Items from a figure collection:
==================================================

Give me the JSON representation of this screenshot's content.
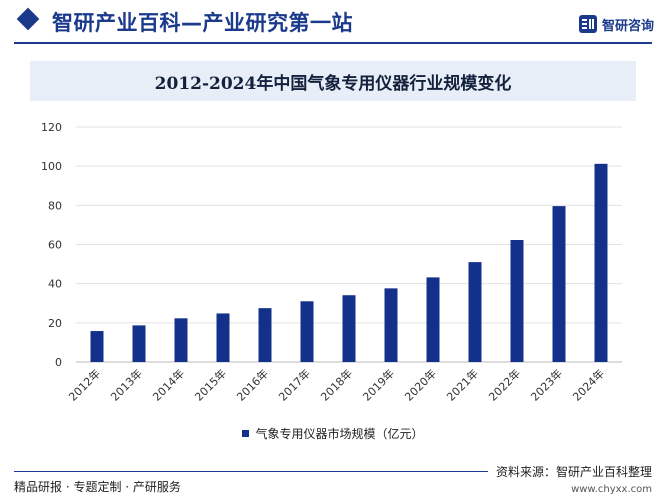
{
  "header": {
    "title": "智研产业百科—产业研究第一站",
    "brand": "智研咨询"
  },
  "chart_data": {
    "type": "bar",
    "title": "2012-2024年中国气象专用仪器行业规模变化",
    "categories": [
      "2012年",
      "2013年",
      "2014年",
      "2015年",
      "2016年",
      "2017年",
      "2018年",
      "2019年",
      "2020年",
      "2021年",
      "2022年",
      "2023年",
      "2024年"
    ],
    "series": [
      {
        "name": "气象专用仪器市场规模（亿元）",
        "values": [
          15.8,
          18.7,
          22.3,
          24.8,
          27.5,
          31.0,
          34.1,
          37.6,
          43.2,
          51.0,
          62.3,
          79.6,
          101.2
        ]
      }
    ],
    "ylim": [
      0,
      120
    ],
    "yticks": [
      0,
      20,
      40,
      60,
      80,
      100,
      120
    ],
    "grid": true,
    "legend_position": "bottom",
    "bar_color": "#13318a"
  },
  "footer": {
    "left": "精品研报 · 专题定制 · 产研服务",
    "right": "资料来源：智研产业百科整理",
    "url": "www.chyxx.com"
  }
}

==================================================

### Task
From the listing, copy every line where the string "title" appears.

### Task answer
    "title": "智研产业百科—产业研究第一站",
    "title": "2012-2024年中国气象专用仪器行业规模变化",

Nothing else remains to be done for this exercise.